** Begin Material for the task **

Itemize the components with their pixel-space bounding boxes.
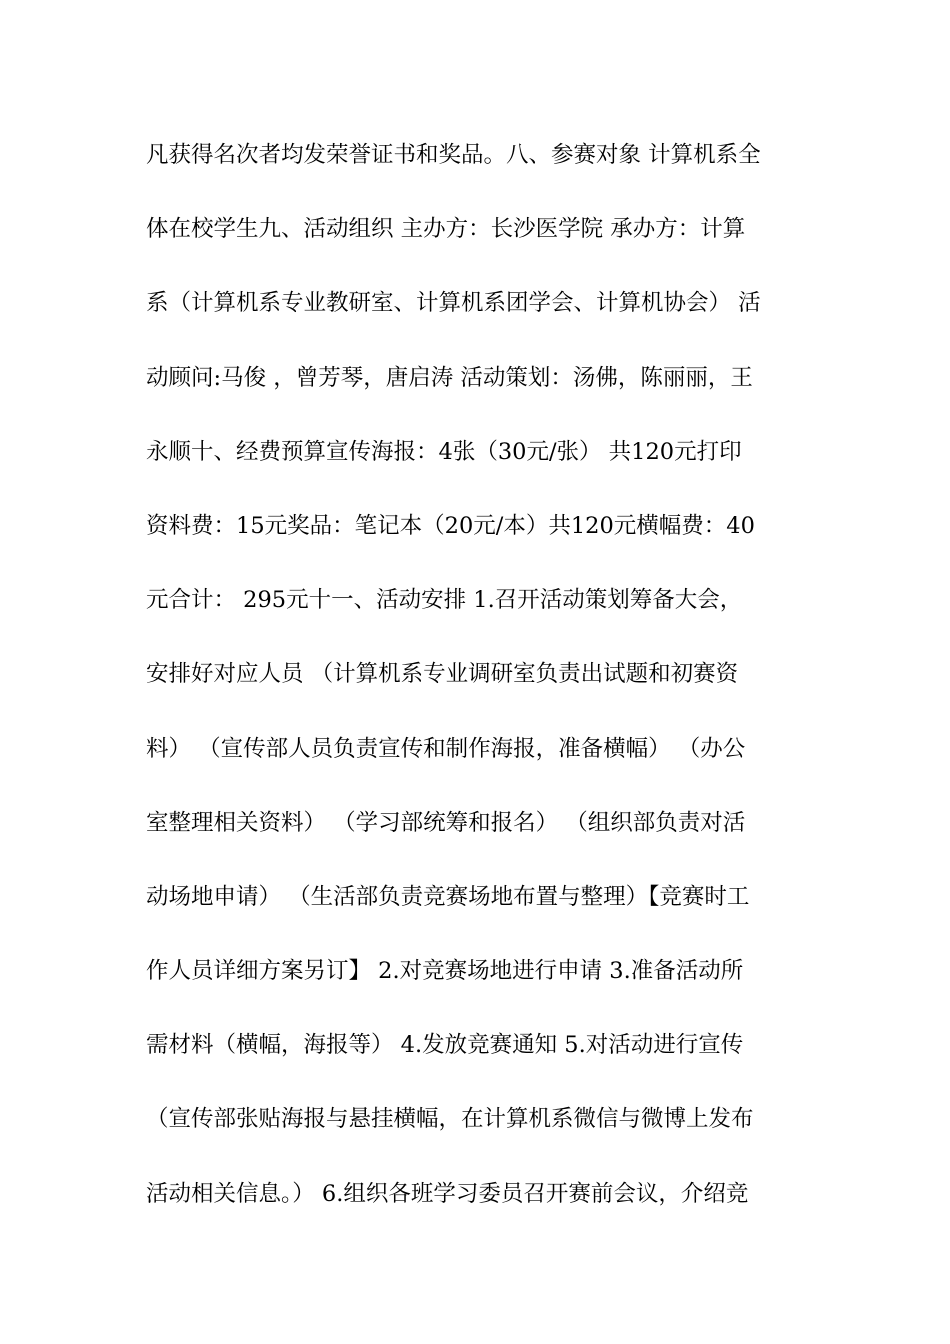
text-line-14: （宣传部张贴海报与悬挂横幅，在计算机系微信与微博上发布 xyxy=(146,1106,754,1133)
text-line-3: 系（计算机系专业教研室、计算机系团学会、计算机协会） 活 xyxy=(146,290,761,317)
text-line-6: 资料费：15元奖品：笔记本（20元/本）共120元横幅费：40 xyxy=(146,512,755,539)
text-line-5: 永顺十、经费预算宣传海报：4张（30元/张） 共120元打印 xyxy=(146,438,742,465)
text-line-10: 室整理相关资料） （学习部统筹和报名） （组织部负责对活 xyxy=(146,809,746,836)
text-line-13: 需材料（横幅，海报等） 4.发放竞赛通知 5.对活动进行宣传 xyxy=(146,1032,744,1059)
text-line-7: 元合计： 295元十一、活动安排 1.召开活动策划筹备大会， xyxy=(146,587,743,614)
body-text xyxy=(146,131,816,1244)
text-line-12: 作人员详细方案另订】 2.对竞赛场地进行申请 3.准备活动所 xyxy=(146,958,744,985)
text-line-9: 料） （宣传部人员负责宣传和制作海报，准备横幅） （办公 xyxy=(146,735,746,762)
text-line-1: 凡获得名次者均发荣誉证书和奖品。八、参赛对象 计算机系全 xyxy=(146,142,761,168)
text-line-15: 活动相关信息。） 6.组织各班学习委员召开赛前会议，介绍竞 xyxy=(146,1180,749,1207)
text-line-4: 动顾问:马俊 ，曾芳琴，唐启涛 活动策划：汤佛，陈丽丽，王 xyxy=(146,364,753,391)
text-line-11: 动场地申请） （生活部负责竞赛场地布置与整理）【竞赛时工 xyxy=(146,883,750,910)
text-line-8: 安排好对应人员 （计算机系专业调研室负责出试题和初赛资 xyxy=(146,661,739,688)
text-line-2: 体在校学生九、活动组织 主办方：长沙医学院 承办方：计算 xyxy=(146,216,746,243)
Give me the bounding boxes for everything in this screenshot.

** End Material for the task **

Please copy out every line of the records above word for word, leaving out the pictures.

Itemize the components with their pixel-space bounding boxes.
text-line-14: （宣传部张贴海报与悬挂横幅，在计算机系微信与微博上发布 xyxy=(146,1106,754,1133)
text-line-3: 系（计算机系专业教研室、计算机系团学会、计算机协会） 活 xyxy=(146,290,761,317)
text-line-6: 资料费：15元奖品：笔记本（20元/本）共120元横幅费：40 xyxy=(146,512,755,539)
text-line-5: 永顺十、经费预算宣传海报：4张（30元/张） 共120元打印 xyxy=(146,438,742,465)
text-line-10: 室整理相关资料） （学习部统筹和报名） （组织部负责对活 xyxy=(146,809,746,836)
text-line-13: 需材料（横幅，海报等） 4.发放竞赛通知 5.对活动进行宣传 xyxy=(146,1032,744,1059)
text-line-7: 元合计： 295元十一、活动安排 1.召开活动策划筹备大会， xyxy=(146,587,743,614)
body-text xyxy=(146,131,816,1244)
text-line-12: 作人员详细方案另订】 2.对竞赛场地进行申请 3.准备活动所 xyxy=(146,958,744,985)
text-line-9: 料） （宣传部人员负责宣传和制作海报，准备横幅） （办公 xyxy=(146,735,746,762)
text-line-1: 凡获得名次者均发荣誉证书和奖品。八、参赛对象 计算机系全 xyxy=(146,142,761,168)
text-line-15: 活动相关信息。） 6.组织各班学习委员召开赛前会议，介绍竞 xyxy=(146,1180,749,1207)
text-line-4: 动顾问:马俊 ，曾芳琴，唐启涛 活动策划：汤佛，陈丽丽，王 xyxy=(146,364,753,391)
text-line-11: 动场地申请） （生活部负责竞赛场地布置与整理）【竞赛时工 xyxy=(146,883,750,910)
text-line-8: 安排好对应人员 （计算机系专业调研室负责出试题和初赛资 xyxy=(146,661,739,688)
text-line-2: 体在校学生九、活动组织 主办方：长沙医学院 承办方：计算 xyxy=(146,216,746,243)
Give me the bounding boxes for everything in this screenshot.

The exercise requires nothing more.